■ **Instruction**
Your task is to extract every line from the material below exactly.
------ Data provided ------
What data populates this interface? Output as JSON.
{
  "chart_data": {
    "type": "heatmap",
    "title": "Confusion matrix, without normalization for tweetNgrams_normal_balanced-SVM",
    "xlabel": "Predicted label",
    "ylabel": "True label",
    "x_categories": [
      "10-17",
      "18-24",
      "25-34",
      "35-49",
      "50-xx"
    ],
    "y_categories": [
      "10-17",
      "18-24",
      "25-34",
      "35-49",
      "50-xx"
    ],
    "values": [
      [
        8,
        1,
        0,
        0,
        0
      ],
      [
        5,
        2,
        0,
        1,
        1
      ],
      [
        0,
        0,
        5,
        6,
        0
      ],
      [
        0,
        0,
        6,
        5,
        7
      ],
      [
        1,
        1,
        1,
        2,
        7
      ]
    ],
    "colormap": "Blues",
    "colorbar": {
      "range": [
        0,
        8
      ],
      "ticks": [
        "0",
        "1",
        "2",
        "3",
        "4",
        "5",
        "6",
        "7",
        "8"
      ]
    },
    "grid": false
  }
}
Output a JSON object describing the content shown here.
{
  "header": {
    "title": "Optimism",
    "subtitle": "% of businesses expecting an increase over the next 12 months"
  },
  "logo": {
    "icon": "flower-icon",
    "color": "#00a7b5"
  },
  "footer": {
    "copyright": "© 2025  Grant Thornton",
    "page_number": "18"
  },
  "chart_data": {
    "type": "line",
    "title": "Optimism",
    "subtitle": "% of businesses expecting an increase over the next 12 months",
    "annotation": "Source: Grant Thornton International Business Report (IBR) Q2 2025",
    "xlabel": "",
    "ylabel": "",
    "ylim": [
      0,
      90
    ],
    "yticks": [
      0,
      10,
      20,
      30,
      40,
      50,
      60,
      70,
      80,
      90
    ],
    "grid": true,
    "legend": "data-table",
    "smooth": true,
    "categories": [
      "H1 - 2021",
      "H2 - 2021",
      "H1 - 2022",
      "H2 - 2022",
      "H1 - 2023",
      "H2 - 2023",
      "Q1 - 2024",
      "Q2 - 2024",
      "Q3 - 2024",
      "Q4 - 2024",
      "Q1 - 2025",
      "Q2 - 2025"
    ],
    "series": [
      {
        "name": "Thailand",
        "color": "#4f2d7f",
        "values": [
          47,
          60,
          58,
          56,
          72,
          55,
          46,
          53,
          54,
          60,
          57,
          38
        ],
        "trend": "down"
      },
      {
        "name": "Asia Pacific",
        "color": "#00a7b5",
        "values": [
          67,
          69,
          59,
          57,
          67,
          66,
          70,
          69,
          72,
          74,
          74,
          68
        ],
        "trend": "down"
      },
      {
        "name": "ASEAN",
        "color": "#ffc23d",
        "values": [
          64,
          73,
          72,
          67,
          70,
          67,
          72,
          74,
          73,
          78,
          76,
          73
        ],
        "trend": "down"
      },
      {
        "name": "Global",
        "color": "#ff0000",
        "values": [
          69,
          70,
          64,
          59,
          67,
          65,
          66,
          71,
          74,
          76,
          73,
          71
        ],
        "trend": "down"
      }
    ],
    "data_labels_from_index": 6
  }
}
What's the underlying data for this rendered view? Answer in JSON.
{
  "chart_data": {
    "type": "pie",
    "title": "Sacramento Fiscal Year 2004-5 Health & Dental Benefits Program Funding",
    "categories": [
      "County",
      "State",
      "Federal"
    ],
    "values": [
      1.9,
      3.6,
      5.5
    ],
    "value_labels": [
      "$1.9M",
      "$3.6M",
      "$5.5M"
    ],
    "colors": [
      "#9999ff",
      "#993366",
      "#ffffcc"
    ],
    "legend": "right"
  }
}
------
■ **Answer**
What data populates this interface? Output as JSON.
{
  "chart_data": {
    "type": "heatmap",
    "title": "Confusion matrix, without normalization for tweetNgrams_normal_balanced-SVM",
    "xlabel": "Predicted label",
    "ylabel": "True label",
    "x_categories": [
      "10-17",
      "18-24",
      "25-34",
      "35-49",
      "50-xx"
    ],
    "y_categories": [
      "10-17",
      "18-24",
      "25-34",
      "35-49",
      "50-xx"
    ],
    "values": [
      [
        8,
        1,
        0,
        0,
        0
      ],
      [
        5,
        2,
        0,
        1,
        1
      ],
      [
        0,
        0,
        5,
        6,
        0
      ],
      [
        0,
        0,
        6,
        5,
        7
      ],
      [
        1,
        1,
        1,
        2,
        7
      ]
    ],
    "colormap": "Blues",
    "colorbar": {
      "range": [
        0,
        8
      ],
      "ticks": [
        "0",
        "1",
        "2",
        "3",
        "4",
        "5",
        "6",
        "7",
        "8"
      ]
    },
    "grid": false
  }
}
Output a JSON object describing the content shown here.
{
  "header": {
    "title": "Optimism",
    "subtitle": "% of businesses expecting an increase over the next 12 months"
  },
  "logo": {
    "icon": "flower-icon",
    "color": "#00a7b5"
  },
  "footer": {
    "copyright": "© 2025  Grant Thornton",
    "page_number": "18"
  },
  "chart_data": {
    "type": "line",
    "title": "Optimism",
    "subtitle": "% of businesses expecting an increase over the next 12 months",
    "annotation": "Source: Grant Thornton International Business Report (IBR) Q2 2025",
    "xlabel": "",
    "ylabel": "",
    "ylim": [
      0,
      90
    ],
    "yticks": [
      0,
      10,
      20,
      30,
      40,
      50,
      60,
      70,
      80,
      90
    ],
    "grid": true,
    "legend": "data-table",
    "smooth": true,
    "categories": [
      "H1 - 2021",
      "H2 - 2021",
      "H1 - 2022",
      "H2 - 2022",
      "H1 - 2023",
      "H2 - 2023",
      "Q1 - 2024",
      "Q2 - 2024",
      "Q3 - 2024",
      "Q4 - 2024",
      "Q1 - 2025",
      "Q2 - 2025"
    ],
    "series": [
      {
        "name": "Thailand",
        "color": "#4f2d7f",
        "values": [
          47,
          60,
          58,
          56,
          72,
          55,
          46,
          53,
          54,
          60,
          57,
          38
        ],
        "trend": "down"
      },
      {
        "name": "Asia Pacific",
        "color": "#00a7b5",
        "values": [
          67,
          69,
          59,
          57,
          67,
          66,
          70,
          69,
          72,
          74,
          74,
          68
        ],
        "trend": "down"
      },
      {
        "name": "ASEAN",
        "color": "#ffc23d",
        "values": [
          64,
          73,
          72,
          67,
          70,
          67,
          72,
          74,
          73,
          78,
          76,
          73
        ],
        "trend": "down"
      },
      {
        "name": "Global",
        "color": "#ff0000",
        "values": [
          69,
          70,
          64,
          59,
          67,
          65,
          66,
          71,
          74,
          76,
          73,
          71
        ],
        "trend": "down"
      }
    ],
    "data_labels_from_index": 6
  }
}
What's the underlying data for this rendered view? Answer in JSON.
{
  "chart_data": {
    "type": "pie",
    "title": "Sacramento Fiscal Year 2004-5 Health & Dental Benefits Program Funding",
    "categories": [
      "County",
      "State",
      "Federal"
    ],
    "values": [
      1.9,
      3.6,
      5.5
    ],
    "value_labels": [
      "$1.9M",
      "$3.6M",
      "$5.5M"
    ],
    "colors": [
      "#9999ff",
      "#993366",
      "#ffffcc"
    ],
    "legend": "right"
  }
}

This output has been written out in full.